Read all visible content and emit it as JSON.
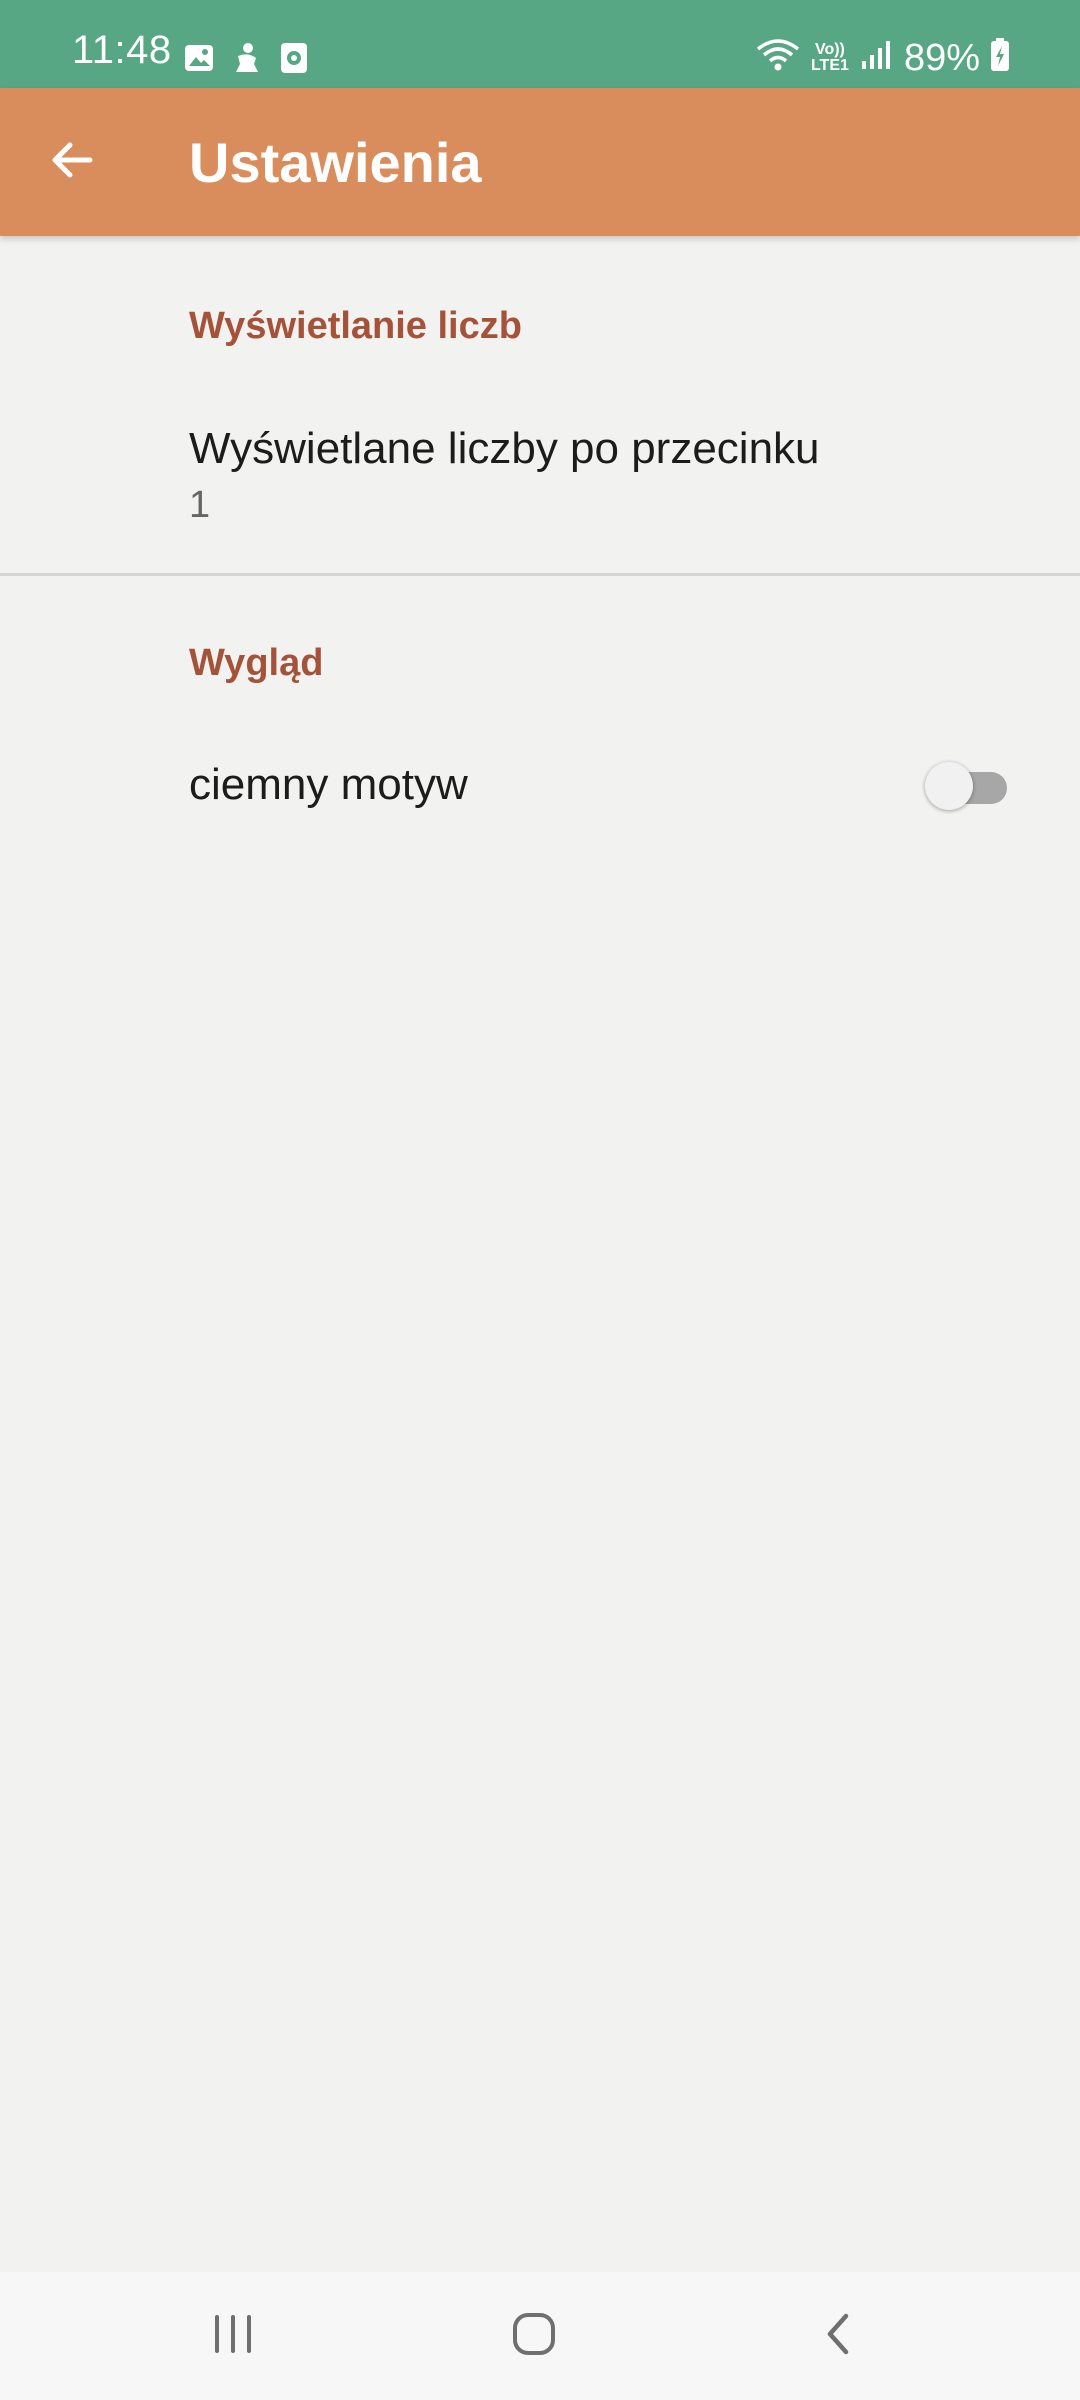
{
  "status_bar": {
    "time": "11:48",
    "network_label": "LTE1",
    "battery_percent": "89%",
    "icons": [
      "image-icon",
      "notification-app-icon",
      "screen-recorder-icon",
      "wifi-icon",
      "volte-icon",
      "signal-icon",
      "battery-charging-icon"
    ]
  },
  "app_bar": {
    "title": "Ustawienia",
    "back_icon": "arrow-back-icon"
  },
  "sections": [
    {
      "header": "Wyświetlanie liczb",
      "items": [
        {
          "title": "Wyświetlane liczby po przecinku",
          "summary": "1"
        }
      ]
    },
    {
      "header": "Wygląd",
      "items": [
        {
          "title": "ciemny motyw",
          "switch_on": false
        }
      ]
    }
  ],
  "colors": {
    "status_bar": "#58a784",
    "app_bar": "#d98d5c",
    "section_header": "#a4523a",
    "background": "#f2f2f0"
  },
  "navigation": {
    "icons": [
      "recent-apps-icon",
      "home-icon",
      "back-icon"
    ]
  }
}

• **Exercise requirements**: Look through the data above. Copy every line with the string "title" in it.

• **Finished task**:
    "title": "Ustawienia",
          "title": "Wyświetlane liczby po przecinku",
          "title": "ciemny motyw",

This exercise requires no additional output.